Records for the task:
************

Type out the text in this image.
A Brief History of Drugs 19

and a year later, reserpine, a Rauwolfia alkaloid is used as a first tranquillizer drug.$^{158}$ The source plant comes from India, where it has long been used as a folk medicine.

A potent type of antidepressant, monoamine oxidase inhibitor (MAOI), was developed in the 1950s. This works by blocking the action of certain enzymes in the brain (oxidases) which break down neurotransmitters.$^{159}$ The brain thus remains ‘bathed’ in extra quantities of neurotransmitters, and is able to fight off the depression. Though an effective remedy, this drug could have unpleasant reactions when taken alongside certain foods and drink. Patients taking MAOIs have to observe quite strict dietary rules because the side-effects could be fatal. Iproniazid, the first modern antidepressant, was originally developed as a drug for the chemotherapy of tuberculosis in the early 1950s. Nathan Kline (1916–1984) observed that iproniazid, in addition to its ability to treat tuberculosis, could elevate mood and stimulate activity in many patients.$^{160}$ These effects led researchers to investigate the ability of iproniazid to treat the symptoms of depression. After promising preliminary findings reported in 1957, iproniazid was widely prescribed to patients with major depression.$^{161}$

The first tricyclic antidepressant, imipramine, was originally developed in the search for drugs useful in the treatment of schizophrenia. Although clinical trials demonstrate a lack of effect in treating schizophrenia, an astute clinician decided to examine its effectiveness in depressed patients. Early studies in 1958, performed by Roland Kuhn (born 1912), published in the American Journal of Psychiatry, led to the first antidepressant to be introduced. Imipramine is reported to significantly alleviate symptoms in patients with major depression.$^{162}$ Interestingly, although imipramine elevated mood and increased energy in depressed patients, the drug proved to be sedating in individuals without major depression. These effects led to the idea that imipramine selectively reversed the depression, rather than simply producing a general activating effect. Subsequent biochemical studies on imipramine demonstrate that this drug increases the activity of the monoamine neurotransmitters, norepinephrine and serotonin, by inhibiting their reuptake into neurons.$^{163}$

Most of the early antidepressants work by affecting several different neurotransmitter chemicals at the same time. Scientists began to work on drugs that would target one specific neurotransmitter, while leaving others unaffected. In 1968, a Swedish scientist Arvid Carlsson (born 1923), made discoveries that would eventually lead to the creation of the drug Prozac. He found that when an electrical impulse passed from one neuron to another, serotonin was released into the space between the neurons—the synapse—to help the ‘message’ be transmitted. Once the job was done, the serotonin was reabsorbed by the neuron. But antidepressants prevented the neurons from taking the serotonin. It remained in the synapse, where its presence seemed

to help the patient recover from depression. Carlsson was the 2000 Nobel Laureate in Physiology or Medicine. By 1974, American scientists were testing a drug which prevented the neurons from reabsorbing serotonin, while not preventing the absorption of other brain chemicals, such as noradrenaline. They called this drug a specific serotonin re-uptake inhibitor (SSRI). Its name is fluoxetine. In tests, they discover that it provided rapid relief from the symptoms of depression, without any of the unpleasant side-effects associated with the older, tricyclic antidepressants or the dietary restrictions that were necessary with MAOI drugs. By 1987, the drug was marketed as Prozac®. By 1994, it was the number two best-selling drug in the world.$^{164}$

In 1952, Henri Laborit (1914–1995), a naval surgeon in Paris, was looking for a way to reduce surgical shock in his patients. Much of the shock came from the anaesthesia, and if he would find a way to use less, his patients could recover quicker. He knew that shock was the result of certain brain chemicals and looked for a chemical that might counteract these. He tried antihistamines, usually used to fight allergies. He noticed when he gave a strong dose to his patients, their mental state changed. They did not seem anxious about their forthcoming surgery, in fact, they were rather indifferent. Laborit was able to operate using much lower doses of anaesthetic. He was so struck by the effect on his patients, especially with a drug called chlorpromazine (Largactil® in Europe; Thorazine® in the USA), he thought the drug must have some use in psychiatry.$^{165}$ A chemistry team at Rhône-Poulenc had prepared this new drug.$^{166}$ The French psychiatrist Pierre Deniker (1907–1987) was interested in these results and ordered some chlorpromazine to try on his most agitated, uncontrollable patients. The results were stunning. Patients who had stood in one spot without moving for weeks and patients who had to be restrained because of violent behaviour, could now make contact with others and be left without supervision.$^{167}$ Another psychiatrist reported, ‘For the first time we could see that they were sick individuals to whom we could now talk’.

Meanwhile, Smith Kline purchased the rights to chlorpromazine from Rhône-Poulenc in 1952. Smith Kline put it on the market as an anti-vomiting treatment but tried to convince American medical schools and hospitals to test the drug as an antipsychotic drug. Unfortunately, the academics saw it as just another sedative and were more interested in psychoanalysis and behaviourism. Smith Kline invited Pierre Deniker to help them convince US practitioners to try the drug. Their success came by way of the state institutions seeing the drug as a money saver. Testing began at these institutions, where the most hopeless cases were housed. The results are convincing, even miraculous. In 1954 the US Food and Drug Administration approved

************

What you are asked to do: Each entry above must be printed exactly as written.

Response:
Type out the text in this image.
A Brief History of Drugs 19

and a year later, reserpine, a Rauwolfia alkaloid is used as a first tranquillizer drug.$^{158}$ The source plant comes from India, where it has long been used as a folk medicine.

A potent type of antidepressant, monoamine oxidase inhibitor (MAOI), was developed in the 1950s. This works by blocking the action of certain enzymes in the brain (oxidases) which break down neurotransmitters.$^{159}$ The brain thus remains ‘bathed’ in extra quantities of neurotransmitters, and is able to fight off the depression. Though an effective remedy, this drug could have unpleasant reactions when taken alongside certain foods and drink. Patients taking MAOIs have to observe quite strict dietary rules because the side-effects could be fatal. Iproniazid, the first modern antidepressant, was originally developed as a drug for the chemotherapy of tuberculosis in the early 1950s. Nathan Kline (1916–1984) observed that iproniazid, in addition to its ability to treat tuberculosis, could elevate mood and stimulate activity in many patients.$^{160}$ These effects led researchers to investigate the ability of iproniazid to treat the symptoms of depression. After promising preliminary findings reported in 1957, iproniazid was widely prescribed to patients with major depression.$^{161}$

The first tricyclic antidepressant, imipramine, was originally developed in the search for drugs useful in the treatment of schizophrenia. Although clinical trials demonstrate a lack of effect in treating schizophrenia, an astute clinician decided to examine its effectiveness in depressed patients. Early studies in 1958, performed by Roland Kuhn (born 1912), published in the American Journal of Psychiatry, led to the first antidepressant to be introduced. Imipramine is reported to significantly alleviate symptoms in patients with major depression.$^{162}$ Interestingly, although imipramine elevated mood and increased energy in depressed patients, the drug proved to be sedating in individuals without major depression. These effects led to the idea that imipramine selectively reversed the depression, rather than simply producing a general activating effect. Subsequent biochemical studies on imipramine demonstrate that this drug increases the activity of the monoamine neurotransmitters, norepinephrine and serotonin, by inhibiting their reuptake into neurons.$^{163}$

Most of the early antidepressants work by affecting several different neurotransmitter chemicals at the same time. Scientists began to work on drugs that would target one specific neurotransmitter, while leaving others unaffected. In 1968, a Swedish scientist Arvid Carlsson (born 1923), made discoveries that would eventually lead to the creation of the drug Prozac. He found that when an electrical impulse passed from one neuron to another, serotonin was released into the space between the neurons—the synapse—to help the ‘message’ be transmitted. Once the job was done, the serotonin was reabsorbed by the neuron. But antidepressants prevented the neurons from taking the serotonin. It remained in the synapse, where its presence seemed

to help the patient recover from depression. Carlsson was the 2000 Nobel Laureate in Physiology or Medicine. By 1974, American scientists were testing a drug which prevented the neurons from reabsorbing serotonin, while not preventing the absorption of other brain chemicals, such as noradrenaline. They called this drug a specific serotonin re-uptake inhibitor (SSRI). Its name is fluoxetine. In tests, they discover that it provided rapid relief from the symptoms of depression, without any of the unpleasant side-effects associated with the older, tricyclic antidepressants or the dietary restrictions that were necessary with MAOI drugs. By 1987, the drug was marketed as Prozac®. By 1994, it was the number two best-selling drug in the world.$^{164}$

In 1952, Henri Laborit (1914–1995), a naval surgeon in Paris, was looking for a way to reduce surgical shock in his patients. Much of the shock came from the anaesthesia, and if he would find a way to use less, his patients could recover quicker. He knew that shock was the result of certain brain chemicals and looked for a chemical that might counteract these. He tried antihistamines, usually used to fight allergies. He noticed when he gave a strong dose to his patients, their mental state changed. They did not seem anxious about their forthcoming surgery, in fact, they were rather indifferent. Laborit was able to operate using much lower doses of anaesthetic. He was so struck by the effect on his patients, especially with a drug called chlorpromazine (Largactil® in Europe; Thorazine® in the USA), he thought the drug must have some use in psychiatry.$^{165}$ A chemistry team at Rhône-Poulenc had prepared this new drug.$^{166}$ The French psychiatrist Pierre Deniker (1907–1987) was interested in these results and ordered some chlorpromazine to try on his most agitated, uncontrollable patients. The results were stunning. Patients who had stood in one spot without moving for weeks and patients who had to be restrained because of violent behaviour, could now make contact with others and be left without supervision.$^{167}$ Another psychiatrist reported, ‘For the first time we could see that they were sick individuals to whom we could now talk’.

Meanwhile, Smith Kline purchased the rights to chlorpromazine from Rhône-Poulenc in 1952. Smith Kline put it on the market as an anti-vomiting treatment but tried to convince American medical schools and hospitals to test the drug as an antipsychotic drug. Unfortunately, the academics saw it as just another sedative and were more interested in psychoanalysis and behaviourism. Smith Kline invited Pierre Deniker to help them convince US practitioners to try the drug. Their success came by way of the state institutions seeing the drug as a money saver. Testing began at these institutions, where the most hopeless cases were housed. The results are convincing, even miraculous. In 1954 the US Food and Drug Administration approved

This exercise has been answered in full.